↓

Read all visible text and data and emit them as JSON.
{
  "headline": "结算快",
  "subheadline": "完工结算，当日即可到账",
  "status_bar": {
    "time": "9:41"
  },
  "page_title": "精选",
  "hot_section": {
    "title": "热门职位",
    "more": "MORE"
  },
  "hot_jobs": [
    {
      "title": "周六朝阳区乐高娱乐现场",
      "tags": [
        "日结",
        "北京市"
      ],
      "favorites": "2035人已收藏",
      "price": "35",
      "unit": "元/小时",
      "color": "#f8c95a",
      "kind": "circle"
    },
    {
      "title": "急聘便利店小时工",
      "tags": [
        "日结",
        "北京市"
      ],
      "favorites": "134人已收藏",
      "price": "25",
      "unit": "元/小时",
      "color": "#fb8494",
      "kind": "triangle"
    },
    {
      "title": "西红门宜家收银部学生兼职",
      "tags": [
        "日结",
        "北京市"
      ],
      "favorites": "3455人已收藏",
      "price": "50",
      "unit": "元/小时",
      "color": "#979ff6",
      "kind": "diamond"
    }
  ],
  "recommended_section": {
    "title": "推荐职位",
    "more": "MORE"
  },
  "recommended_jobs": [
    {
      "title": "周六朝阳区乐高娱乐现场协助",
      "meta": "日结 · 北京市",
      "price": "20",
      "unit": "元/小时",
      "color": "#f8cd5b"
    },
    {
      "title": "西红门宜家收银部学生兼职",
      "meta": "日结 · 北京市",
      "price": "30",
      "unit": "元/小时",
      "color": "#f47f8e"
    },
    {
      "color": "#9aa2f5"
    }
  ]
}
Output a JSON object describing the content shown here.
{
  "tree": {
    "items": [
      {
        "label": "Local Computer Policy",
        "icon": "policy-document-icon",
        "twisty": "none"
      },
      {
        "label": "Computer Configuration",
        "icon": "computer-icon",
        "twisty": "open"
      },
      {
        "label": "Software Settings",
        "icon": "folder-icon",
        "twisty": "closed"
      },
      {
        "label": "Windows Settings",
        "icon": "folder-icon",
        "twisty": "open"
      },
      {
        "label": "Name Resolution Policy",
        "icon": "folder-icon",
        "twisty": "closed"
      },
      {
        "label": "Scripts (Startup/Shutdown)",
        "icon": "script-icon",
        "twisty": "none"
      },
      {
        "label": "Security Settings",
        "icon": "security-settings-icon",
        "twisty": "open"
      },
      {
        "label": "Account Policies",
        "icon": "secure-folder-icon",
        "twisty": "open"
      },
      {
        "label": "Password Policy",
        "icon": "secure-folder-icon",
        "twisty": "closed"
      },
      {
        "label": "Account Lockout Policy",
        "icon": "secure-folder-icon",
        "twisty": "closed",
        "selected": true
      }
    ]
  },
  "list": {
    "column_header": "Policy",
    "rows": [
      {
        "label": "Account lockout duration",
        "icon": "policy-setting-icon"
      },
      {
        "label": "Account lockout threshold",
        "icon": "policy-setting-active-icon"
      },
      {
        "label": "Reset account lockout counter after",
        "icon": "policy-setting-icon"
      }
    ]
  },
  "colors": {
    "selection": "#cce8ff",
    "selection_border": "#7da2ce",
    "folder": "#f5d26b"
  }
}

↑

### WRITTEN INSTRUCTION
Each record must be returned exactly as it is written.

### SOLUTION
Read all visible text and data and emit them as JSON.
{
  "headline": "结算快",
  "subheadline": "完工结算，当日即可到账",
  "status_bar": {
    "time": "9:41"
  },
  "page_title": "精选",
  "hot_section": {
    "title": "热门职位",
    "more": "MORE"
  },
  "hot_jobs": [
    {
      "title": "周六朝阳区乐高娱乐现场",
      "tags": [
        "日结",
        "北京市"
      ],
      "favorites": "2035人已收藏",
      "price": "35",
      "unit": "元/小时",
      "color": "#f8c95a",
      "kind": "circle"
    },
    {
      "title": "急聘便利店小时工",
      "tags": [
        "日结",
        "北京市"
      ],
      "favorites": "134人已收藏",
      "price": "25",
      "unit": "元/小时",
      "color": "#fb8494",
      "kind": "triangle"
    },
    {
      "title": "西红门宜家收银部学生兼职",
      "tags": [
        "日结",
        "北京市"
      ],
      "favorites": "3455人已收藏",
      "price": "50",
      "unit": "元/小时",
      "color": "#979ff6",
      "kind": "diamond"
    }
  ],
  "recommended_section": {
    "title": "推荐职位",
    "more": "MORE"
  },
  "recommended_jobs": [
    {
      "title": "周六朝阳区乐高娱乐现场协助",
      "meta": "日结 · 北京市",
      "price": "20",
      "unit": "元/小时",
      "color": "#f8cd5b"
    },
    {
      "title": "西红门宜家收银部学生兼职",
      "meta": "日结 · 北京市",
      "price": "30",
      "unit": "元/小时",
      "color": "#f47f8e"
    },
    {
      "color": "#9aa2f5"
    }
  ]
}
Output a JSON object describing the content shown here.
{
  "tree": {
    "items": [
      {
        "label": "Local Computer Policy",
        "icon": "policy-document-icon",
        "twisty": "none"
      },
      {
        "label": "Computer Configuration",
        "icon": "computer-icon",
        "twisty": "open"
      },
      {
        "label": "Software Settings",
        "icon": "folder-icon",
        "twisty": "closed"
      },
      {
        "label": "Windows Settings",
        "icon": "folder-icon",
        "twisty": "open"
      },
      {
        "label": "Name Resolution Policy",
        "icon": "folder-icon",
        "twisty": "closed"
      },
      {
        "label": "Scripts (Startup/Shutdown)",
        "icon": "script-icon",
        "twisty": "none"
      },
      {
        "label": "Security Settings",
        "icon": "security-settings-icon",
        "twisty": "open"
      },
      {
        "label": "Account Policies",
        "icon": "secure-folder-icon",
        "twisty": "open"
      },
      {
        "label": "Password Policy",
        "icon": "secure-folder-icon",
        "twisty": "closed"
      },
      {
        "label": "Account Lockout Policy",
        "icon": "secure-folder-icon",
        "twisty": "closed",
        "selected": true
      }
    ]
  },
  "list": {
    "column_header": "Policy",
    "rows": [
      {
        "label": "Account lockout duration",
        "icon": "policy-setting-icon"
      },
      {
        "label": "Account lockout threshold",
        "icon": "policy-setting-active-icon"
      },
      {
        "label": "Reset account lockout counter after",
        "icon": "policy-setting-icon"
      }
    ]
  },
  "colors": {
    "selection": "#cce8ff",
    "selection_border": "#7da2ce",
    "folder": "#f5d26b"
  }
}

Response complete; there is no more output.